» Task description
Transcribe the records below exactly as they appear.

------------------------------------------------

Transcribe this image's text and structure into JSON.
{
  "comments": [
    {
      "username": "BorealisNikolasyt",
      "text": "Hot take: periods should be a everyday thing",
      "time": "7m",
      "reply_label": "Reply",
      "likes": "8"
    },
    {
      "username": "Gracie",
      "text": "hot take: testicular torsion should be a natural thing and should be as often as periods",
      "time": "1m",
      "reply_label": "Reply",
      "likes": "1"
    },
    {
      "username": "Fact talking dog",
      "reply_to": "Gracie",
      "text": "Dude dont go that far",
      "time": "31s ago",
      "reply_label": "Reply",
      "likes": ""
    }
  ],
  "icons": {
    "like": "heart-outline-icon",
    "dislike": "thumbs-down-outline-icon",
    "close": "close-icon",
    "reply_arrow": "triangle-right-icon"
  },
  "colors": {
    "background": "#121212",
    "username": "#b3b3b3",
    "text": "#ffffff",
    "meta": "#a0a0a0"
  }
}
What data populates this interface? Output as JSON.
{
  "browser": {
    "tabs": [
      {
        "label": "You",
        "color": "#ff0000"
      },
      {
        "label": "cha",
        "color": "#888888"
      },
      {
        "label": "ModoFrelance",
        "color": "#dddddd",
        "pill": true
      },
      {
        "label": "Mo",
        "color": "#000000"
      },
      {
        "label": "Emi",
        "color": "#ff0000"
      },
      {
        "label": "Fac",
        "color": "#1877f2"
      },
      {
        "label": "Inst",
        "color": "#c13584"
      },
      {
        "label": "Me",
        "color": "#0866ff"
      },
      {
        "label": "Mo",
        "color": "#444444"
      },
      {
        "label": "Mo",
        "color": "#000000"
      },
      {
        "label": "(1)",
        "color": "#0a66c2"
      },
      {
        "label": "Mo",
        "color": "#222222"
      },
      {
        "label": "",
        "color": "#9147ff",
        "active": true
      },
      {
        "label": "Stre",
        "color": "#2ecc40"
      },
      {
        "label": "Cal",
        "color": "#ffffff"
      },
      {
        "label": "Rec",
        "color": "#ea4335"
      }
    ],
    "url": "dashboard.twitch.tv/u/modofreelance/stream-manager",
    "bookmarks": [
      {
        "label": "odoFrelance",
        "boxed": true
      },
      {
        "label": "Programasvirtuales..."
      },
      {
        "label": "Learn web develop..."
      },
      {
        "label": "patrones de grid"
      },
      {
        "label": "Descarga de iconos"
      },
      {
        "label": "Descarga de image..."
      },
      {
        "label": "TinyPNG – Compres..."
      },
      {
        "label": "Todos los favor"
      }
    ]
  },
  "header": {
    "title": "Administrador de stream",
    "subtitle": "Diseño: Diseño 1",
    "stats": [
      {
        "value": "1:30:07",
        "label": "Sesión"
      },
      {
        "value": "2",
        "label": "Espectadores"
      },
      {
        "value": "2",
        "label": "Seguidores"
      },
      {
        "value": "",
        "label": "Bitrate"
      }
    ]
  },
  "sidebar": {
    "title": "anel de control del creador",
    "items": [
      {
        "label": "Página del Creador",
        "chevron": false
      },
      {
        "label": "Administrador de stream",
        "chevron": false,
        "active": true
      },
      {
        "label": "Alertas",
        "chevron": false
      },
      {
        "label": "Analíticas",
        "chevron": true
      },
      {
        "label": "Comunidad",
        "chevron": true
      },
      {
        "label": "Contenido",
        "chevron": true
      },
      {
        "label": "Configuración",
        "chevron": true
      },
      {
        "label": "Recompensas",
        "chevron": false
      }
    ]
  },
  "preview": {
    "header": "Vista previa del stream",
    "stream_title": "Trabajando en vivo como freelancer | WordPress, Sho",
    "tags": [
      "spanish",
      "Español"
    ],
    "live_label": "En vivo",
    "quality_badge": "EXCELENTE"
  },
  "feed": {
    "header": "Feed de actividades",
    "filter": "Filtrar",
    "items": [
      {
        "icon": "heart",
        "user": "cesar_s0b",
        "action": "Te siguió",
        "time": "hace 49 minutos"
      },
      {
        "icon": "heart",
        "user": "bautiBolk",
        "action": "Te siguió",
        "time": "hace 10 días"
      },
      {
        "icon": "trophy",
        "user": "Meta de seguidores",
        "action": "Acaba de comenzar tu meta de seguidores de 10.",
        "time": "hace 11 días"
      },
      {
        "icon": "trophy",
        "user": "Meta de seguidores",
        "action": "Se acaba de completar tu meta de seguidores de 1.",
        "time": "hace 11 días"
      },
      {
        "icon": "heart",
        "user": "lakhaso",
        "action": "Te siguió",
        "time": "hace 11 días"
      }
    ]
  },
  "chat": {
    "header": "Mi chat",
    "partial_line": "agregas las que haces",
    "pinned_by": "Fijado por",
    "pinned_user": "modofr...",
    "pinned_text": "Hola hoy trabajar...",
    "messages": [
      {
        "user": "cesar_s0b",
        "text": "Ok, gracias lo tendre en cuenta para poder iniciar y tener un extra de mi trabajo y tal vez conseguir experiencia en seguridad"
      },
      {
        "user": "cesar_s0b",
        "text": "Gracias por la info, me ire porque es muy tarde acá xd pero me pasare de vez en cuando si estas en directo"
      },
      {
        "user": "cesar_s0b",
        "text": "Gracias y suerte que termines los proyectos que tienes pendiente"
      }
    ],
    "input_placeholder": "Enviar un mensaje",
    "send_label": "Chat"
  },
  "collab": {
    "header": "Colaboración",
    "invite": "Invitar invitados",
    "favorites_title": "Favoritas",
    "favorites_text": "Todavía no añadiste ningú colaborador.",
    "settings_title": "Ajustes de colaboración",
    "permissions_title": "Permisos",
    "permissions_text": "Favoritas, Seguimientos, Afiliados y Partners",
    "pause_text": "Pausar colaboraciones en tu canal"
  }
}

------------------------------------------------

» Reply to the exercise
Transcribe this image's text and structure into JSON.
{
  "comments": [
    {
      "username": "BorealisNikolasyt",
      "text": "Hot take: periods should be a everyday thing",
      "time": "7m",
      "reply_label": "Reply",
      "likes": "8"
    },
    {
      "username": "Gracie",
      "text": "hot take: testicular torsion should be a natural thing and should be as often as periods",
      "time": "1m",
      "reply_label": "Reply",
      "likes": "1"
    },
    {
      "username": "Fact talking dog",
      "reply_to": "Gracie",
      "text": "Dude dont go that far",
      "time": "31s ago",
      "reply_label": "Reply",
      "likes": ""
    }
  ],
  "icons": {
    "like": "heart-outline-icon",
    "dislike": "thumbs-down-outline-icon",
    "close": "close-icon",
    "reply_arrow": "triangle-right-icon"
  },
  "colors": {
    "background": "#121212",
    "username": "#b3b3b3",
    "text": "#ffffff",
    "meta": "#a0a0a0"
  }
}
What data populates this interface? Output as JSON.
{
  "browser": {
    "tabs": [
      {
        "label": "You",
        "color": "#ff0000"
      },
      {
        "label": "cha",
        "color": "#888888"
      },
      {
        "label": "ModoFrelance",
        "color": "#dddddd",
        "pill": true
      },
      {
        "label": "Mo",
        "color": "#000000"
      },
      {
        "label": "Emi",
        "color": "#ff0000"
      },
      {
        "label": "Fac",
        "color": "#1877f2"
      },
      {
        "label": "Inst",
        "color": "#c13584"
      },
      {
        "label": "Me",
        "color": "#0866ff"
      },
      {
        "label": "Mo",
        "color": "#444444"
      },
      {
        "label": "Mo",
        "color": "#000000"
      },
      {
        "label": "(1)",
        "color": "#0a66c2"
      },
      {
        "label": "Mo",
        "color": "#222222"
      },
      {
        "label": "",
        "color": "#9147ff",
        "active": true
      },
      {
        "label": "Stre",
        "color": "#2ecc40"
      },
      {
        "label": "Cal",
        "color": "#ffffff"
      },
      {
        "label": "Rec",
        "color": "#ea4335"
      }
    ],
    "url": "dashboard.twitch.tv/u/modofreelance/stream-manager",
    "bookmarks": [
      {
        "label": "odoFrelance",
        "boxed": true
      },
      {
        "label": "Programasvirtuales..."
      },
      {
        "label": "Learn web develop..."
      },
      {
        "label": "patrones de grid"
      },
      {
        "label": "Descarga de iconos"
      },
      {
        "label": "Descarga de image..."
      },
      {
        "label": "TinyPNG – Compres..."
      },
      {
        "label": "Todos los favor"
      }
    ]
  },
  "header": {
    "title": "Administrador de stream",
    "subtitle": "Diseño: Diseño 1",
    "stats": [
      {
        "value": "1:30:07",
        "label": "Sesión"
      },
      {
        "value": "2",
        "label": "Espectadores"
      },
      {
        "value": "2",
        "label": "Seguidores"
      },
      {
        "value": "",
        "label": "Bitrate"
      }
    ]
  },
  "sidebar": {
    "title": "anel de control del creador",
    "items": [
      {
        "label": "Página del Creador",
        "chevron": false
      },
      {
        "label": "Administrador de stream",
        "chevron": false,
        "active": true
      },
      {
        "label": "Alertas",
        "chevron": false
      },
      {
        "label": "Analíticas",
        "chevron": true
      },
      {
        "label": "Comunidad",
        "chevron": true
      },
      {
        "label": "Contenido",
        "chevron": true
      },
      {
        "label": "Configuración",
        "chevron": true
      },
      {
        "label": "Recompensas",
        "chevron": false
      }
    ]
  },
  "preview": {
    "header": "Vista previa del stream",
    "stream_title": "Trabajando en vivo como freelancer | WordPress, Sho",
    "tags": [
      "spanish",
      "Español"
    ],
    "live_label": "En vivo",
    "quality_badge": "EXCELENTE"
  },
  "feed": {
    "header": "Feed de actividades",
    "filter": "Filtrar",
    "items": [
      {
        "icon": "heart",
        "user": "cesar_s0b",
        "action": "Te siguió",
        "time": "hace 49 minutos"
      },
      {
        "icon": "heart",
        "user": "bautiBolk",
        "action": "Te siguió",
        "time": "hace 10 días"
      },
      {
        "icon": "trophy",
        "user": "Meta de seguidores",
        "action": "Acaba de comenzar tu meta de seguidores de 10.",
        "time": "hace 11 días"
      },
      {
        "icon": "trophy",
        "user": "Meta de seguidores",
        "action": "Se acaba de completar tu meta de seguidores de 1.",
        "time": "hace 11 días"
      },
      {
        "icon": "heart",
        "user": "lakhaso",
        "action": "Te siguió",
        "time": "hace 11 días"
      }
    ]
  },
  "chat": {
    "header": "Mi chat",
    "partial_line": "agregas las que haces",
    "pinned_by": "Fijado por",
    "pinned_user": "modofr...",
    "pinned_text": "Hola hoy trabajar...",
    "messages": [
      {
        "user": "cesar_s0b",
        "text": "Ok, gracias lo tendre en cuenta para poder iniciar y tener un extra de mi trabajo y tal vez conseguir experiencia en seguridad"
      },
      {
        "user": "cesar_s0b",
        "text": "Gracias por la info, me ire porque es muy tarde acá xd pero me pasare de vez en cuando si estas en directo"
      },
      {
        "user": "cesar_s0b",
        "text": "Gracias y suerte que termines los proyectos que tienes pendiente"
      }
    ],
    "input_placeholder": "Enviar un mensaje",
    "send_label": "Chat"
  },
  "collab": {
    "header": "Colaboración",
    "invite": "Invitar invitados",
    "favorites_title": "Favoritas",
    "favorites_text": "Todavía no añadiste ningú colaborador.",
    "settings_title": "Ajustes de colaboración",
    "permissions_title": "Permisos",
    "permissions_text": "Favoritas, Seguimientos, Afiliados y Partners",
    "pause_text": "Pausar colaboraciones en tu canal"
  }
}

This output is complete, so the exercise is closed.